- **DOCUMENT PASSAGE**:
Ja'Kobi Gillespie garnered First Team All-SEC status, while Nate Ament picked up Second Team All-SEC and SEC All-Freshman Team honors. Additionally, Felix Okpara received SEC All-Defensive Team plaudits.

Tennessee and Florida were the only schools with a first- and second-team selection, as Gillespie and Ament joined the Gators' duo of Thomas Haugh (first) and Rueben Chinyelu (second).

This is the fifth year in a row the Volunteers have a First Team All-SEC performer on the coaches' list, as Gillespie follows Santiago Vescovi (2022, 2023), Dalton Knecht (2024) and Zakai Zeigler (2024, 2025). This is also the fifth consecutive season Tennessee has multiple first- and/or second-team designees.

Ament is the seventh Volunteer to tally SEC All-Freshman Team designation under head coach Rick Barnes, including the first since Julian Phillips in 2022-23. Okpara gives Tennessee an SEC All-Defensive Team choice for the seventh season in a row, a stretch that dates to 2019-20, while no other school has even a two-year streak.

Gillespie finished the regular season averaging 18.0 points, 5.6 assists, 2.9 rebounds and 2.1 steals in 34.3 minutes per game. He is second in the league in assists, steals and minutes average, fourth in 3-point makes per game (2.74), seventh in scoring average and assist-to-turnover ratio (2.44), and No. 11 in free-throw percentage (81.8). In league-only action, he paced the conference in steals (2.7) and minutes (36.5) per game.

A senior guard in his first campaign at Tennessee, Gillespie is the lone Volunteer to start every game this season. He scored in double figures in 29 of 31 contests, with 20-plus in 12 and 32-plus in two. Gillespie also owns 20 outings with five-plus assists, including six with at least eight, as well as 18 multiple-steal performances.Gillespie recorded two of the only three eight-steal showings by an SEC competitor this season, setting and then tying the Tennessee single-game record, as well as becoming the first player in league history to hit that mark multiple times in league play.

Ament produced 17.4 points, 6.4 rebounds, 2.4 assists and 1.0 steal per game during the regular season, placing No. 10 in the league in scoring, No. 10 in defensive rebounding (4.7) and No. 15 in total rebounding. He was even better in SEC play, putting up 19.0 points per game to rank ninth in the league, while shooting 36.8 percent from 3-point range and 80.2 percent at the line.

- **THINGS TO DO**:
**A)** Using the passage on Tennessee's All-SEC honors, answer each item below.
(i) Which schools were the only ones with both a first-team and a second-team selection?
(ii) What was Ament's scoring average in SEC play?
(iii) In how many contests did Gillespie score in double figures?
**B)** According to the passage on Tennessee's All-SEC honors, why is this the fifth year in a row that the Volunteers have a First Team All-SEC performer on the coaches' list?

- **Document understanding data**:
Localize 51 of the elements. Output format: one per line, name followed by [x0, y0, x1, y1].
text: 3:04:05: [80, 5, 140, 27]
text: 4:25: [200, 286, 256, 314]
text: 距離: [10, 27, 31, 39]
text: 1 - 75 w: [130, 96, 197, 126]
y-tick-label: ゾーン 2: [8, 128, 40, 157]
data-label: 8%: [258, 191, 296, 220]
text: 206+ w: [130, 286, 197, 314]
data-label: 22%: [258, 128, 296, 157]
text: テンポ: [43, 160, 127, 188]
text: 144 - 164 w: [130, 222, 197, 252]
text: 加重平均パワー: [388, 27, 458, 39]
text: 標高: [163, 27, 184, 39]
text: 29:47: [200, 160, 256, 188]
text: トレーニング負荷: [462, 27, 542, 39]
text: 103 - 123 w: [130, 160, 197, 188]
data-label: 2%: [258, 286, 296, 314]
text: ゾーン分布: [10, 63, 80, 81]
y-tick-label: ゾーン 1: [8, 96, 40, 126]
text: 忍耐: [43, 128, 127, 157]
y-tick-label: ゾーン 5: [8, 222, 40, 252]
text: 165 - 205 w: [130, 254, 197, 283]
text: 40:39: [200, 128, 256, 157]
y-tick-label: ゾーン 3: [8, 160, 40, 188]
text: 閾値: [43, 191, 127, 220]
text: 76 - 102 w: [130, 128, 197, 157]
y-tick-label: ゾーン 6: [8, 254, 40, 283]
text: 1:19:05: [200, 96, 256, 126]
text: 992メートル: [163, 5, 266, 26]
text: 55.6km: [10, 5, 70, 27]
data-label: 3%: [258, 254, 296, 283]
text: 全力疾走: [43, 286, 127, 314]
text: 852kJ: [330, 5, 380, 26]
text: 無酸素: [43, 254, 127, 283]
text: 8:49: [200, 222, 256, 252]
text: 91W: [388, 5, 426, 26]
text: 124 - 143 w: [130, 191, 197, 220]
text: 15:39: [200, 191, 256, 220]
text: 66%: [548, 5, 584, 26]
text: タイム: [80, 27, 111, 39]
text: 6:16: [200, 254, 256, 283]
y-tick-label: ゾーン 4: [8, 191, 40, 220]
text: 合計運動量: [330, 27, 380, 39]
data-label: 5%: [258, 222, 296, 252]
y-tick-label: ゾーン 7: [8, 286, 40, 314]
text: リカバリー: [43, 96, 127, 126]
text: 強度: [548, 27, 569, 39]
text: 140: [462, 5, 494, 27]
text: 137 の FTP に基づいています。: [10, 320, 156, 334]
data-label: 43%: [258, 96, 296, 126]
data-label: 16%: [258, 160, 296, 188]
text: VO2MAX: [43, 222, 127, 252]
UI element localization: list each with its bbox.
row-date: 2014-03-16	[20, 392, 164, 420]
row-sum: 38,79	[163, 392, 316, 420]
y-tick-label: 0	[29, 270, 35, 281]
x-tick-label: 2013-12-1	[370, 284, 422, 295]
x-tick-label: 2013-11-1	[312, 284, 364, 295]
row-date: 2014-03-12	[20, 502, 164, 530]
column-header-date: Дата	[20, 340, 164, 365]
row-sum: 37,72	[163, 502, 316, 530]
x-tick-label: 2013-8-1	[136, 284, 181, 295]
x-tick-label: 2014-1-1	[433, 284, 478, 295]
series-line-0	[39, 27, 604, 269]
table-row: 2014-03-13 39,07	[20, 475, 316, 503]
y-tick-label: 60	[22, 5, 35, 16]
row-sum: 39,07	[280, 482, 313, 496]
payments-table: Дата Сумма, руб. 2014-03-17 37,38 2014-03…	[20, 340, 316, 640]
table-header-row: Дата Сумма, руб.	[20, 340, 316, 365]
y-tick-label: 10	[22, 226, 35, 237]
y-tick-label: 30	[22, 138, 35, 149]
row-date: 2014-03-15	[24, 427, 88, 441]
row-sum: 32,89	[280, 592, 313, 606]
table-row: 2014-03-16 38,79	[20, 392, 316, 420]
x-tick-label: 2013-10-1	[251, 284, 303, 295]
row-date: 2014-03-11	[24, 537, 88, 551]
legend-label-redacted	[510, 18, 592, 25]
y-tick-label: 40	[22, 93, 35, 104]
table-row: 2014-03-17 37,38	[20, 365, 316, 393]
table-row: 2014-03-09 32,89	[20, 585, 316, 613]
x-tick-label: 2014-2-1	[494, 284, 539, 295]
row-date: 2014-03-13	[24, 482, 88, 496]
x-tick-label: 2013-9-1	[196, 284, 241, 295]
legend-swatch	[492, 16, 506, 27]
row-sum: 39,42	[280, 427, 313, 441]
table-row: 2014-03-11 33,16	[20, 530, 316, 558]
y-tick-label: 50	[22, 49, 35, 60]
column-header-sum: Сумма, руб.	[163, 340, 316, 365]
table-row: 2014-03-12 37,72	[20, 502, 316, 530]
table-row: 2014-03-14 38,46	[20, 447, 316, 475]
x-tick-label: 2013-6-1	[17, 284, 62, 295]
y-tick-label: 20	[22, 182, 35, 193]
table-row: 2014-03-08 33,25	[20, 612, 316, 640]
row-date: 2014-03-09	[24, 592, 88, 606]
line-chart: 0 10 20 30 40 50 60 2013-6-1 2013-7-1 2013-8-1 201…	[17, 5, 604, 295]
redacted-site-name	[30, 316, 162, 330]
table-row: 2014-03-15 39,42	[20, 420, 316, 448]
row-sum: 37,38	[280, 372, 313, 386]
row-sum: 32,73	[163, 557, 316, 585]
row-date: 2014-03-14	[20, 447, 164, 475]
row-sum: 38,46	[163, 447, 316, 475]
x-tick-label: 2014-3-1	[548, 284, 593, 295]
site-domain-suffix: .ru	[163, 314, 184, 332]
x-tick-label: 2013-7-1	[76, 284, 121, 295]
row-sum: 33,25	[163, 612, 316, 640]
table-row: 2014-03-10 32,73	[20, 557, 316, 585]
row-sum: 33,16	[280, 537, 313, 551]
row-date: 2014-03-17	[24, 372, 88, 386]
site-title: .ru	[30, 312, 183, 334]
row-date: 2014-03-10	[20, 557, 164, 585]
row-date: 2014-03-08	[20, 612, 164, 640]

- **RESPONSES PER TASK**:
**A)**
(i) Tennessee and Florida.
(ii) 19.0 points per game.
(iii) 29 of 31 contests.

**B)** Tennessee had First Team All-SEC performers in each of the four previous years: Santiago Vescovi in 2022 and 2023, Dalton Knecht in 2024, and Zakai Zeigler in 2024 and 2025. Gillespie's selection extends that run to a fifth straight year.